Instruction: Provide only the number of lines where "Linn" occurs.

-- Start of The data --

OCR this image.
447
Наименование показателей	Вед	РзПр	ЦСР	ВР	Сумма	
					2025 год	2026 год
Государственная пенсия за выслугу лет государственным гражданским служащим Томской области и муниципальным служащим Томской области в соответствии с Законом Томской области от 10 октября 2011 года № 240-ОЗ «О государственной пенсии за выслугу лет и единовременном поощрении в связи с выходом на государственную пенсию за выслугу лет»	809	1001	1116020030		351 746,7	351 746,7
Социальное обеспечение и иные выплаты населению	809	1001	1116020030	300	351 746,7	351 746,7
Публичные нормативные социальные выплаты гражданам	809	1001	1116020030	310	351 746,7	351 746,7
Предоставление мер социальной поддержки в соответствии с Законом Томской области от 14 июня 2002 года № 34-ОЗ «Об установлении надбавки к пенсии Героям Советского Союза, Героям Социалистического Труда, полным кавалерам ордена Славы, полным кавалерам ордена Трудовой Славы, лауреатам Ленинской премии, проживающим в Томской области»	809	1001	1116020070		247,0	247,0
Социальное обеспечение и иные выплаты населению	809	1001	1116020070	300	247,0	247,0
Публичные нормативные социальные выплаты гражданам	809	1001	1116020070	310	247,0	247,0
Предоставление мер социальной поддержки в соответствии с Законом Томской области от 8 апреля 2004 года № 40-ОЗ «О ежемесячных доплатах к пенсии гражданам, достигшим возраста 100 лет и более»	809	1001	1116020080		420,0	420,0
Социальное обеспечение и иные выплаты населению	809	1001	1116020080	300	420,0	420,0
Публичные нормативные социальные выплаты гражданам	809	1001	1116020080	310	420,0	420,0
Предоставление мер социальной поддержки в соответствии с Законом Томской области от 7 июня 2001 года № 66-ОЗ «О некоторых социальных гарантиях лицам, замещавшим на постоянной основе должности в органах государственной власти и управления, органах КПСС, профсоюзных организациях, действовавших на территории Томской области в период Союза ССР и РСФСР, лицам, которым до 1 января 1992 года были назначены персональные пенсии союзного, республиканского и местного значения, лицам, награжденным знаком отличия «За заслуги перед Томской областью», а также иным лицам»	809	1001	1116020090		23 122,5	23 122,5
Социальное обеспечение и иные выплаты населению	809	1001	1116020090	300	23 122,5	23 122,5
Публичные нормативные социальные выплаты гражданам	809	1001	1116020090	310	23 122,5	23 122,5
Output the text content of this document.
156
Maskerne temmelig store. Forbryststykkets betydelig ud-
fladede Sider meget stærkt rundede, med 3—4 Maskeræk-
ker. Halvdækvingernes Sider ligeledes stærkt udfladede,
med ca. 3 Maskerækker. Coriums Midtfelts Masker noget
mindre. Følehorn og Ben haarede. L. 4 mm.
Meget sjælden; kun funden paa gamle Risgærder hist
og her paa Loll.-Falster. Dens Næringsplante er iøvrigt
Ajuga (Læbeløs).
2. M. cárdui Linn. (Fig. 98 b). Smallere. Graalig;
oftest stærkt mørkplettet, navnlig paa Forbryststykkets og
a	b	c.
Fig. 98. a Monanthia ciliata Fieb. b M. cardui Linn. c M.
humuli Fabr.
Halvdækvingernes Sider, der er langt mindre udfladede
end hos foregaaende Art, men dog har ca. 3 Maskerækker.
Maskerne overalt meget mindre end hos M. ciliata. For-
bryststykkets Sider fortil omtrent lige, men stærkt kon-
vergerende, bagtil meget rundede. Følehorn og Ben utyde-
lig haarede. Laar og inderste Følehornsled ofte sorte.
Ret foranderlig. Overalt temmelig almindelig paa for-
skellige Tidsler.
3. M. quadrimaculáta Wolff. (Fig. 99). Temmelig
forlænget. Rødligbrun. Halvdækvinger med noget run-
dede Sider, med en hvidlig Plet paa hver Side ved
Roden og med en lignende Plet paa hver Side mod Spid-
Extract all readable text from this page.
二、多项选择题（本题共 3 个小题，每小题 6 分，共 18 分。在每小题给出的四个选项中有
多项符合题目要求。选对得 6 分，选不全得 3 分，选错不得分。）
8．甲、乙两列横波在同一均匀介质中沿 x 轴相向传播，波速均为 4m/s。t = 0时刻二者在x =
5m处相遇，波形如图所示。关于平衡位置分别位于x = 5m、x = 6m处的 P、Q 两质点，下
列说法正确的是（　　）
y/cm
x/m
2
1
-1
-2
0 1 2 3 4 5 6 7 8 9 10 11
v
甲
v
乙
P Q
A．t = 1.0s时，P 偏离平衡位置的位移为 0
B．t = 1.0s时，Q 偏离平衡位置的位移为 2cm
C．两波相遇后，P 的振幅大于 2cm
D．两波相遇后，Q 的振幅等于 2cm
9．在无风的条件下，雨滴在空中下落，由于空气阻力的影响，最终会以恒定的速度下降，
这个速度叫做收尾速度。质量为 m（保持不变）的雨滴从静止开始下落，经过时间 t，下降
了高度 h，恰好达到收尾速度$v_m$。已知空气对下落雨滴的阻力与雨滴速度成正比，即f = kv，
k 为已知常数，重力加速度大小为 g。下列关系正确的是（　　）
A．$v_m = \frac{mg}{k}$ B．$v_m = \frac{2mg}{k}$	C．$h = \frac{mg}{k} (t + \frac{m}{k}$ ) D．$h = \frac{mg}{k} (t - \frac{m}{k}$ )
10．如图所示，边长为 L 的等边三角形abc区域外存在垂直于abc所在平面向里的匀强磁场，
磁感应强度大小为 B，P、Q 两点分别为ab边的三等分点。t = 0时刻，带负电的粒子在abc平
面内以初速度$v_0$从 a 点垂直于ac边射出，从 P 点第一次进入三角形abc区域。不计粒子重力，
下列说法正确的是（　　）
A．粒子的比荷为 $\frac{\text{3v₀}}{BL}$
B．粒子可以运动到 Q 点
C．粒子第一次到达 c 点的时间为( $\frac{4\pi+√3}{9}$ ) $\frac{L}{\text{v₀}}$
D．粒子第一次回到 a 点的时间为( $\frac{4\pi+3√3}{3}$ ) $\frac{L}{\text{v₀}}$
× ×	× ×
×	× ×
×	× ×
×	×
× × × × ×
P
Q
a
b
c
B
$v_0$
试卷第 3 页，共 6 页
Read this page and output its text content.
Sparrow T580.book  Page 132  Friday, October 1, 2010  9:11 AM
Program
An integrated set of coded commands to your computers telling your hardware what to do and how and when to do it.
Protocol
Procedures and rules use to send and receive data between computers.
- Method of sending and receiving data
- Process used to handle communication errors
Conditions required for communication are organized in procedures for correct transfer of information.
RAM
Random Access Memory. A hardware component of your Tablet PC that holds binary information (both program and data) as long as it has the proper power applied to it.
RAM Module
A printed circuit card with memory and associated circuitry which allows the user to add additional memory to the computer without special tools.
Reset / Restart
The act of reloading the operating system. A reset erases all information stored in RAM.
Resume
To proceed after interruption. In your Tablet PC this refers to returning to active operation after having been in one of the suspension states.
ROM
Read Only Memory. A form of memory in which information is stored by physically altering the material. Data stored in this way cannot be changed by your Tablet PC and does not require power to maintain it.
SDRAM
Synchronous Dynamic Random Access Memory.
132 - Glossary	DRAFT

-- End of The data --

Output of the task: 2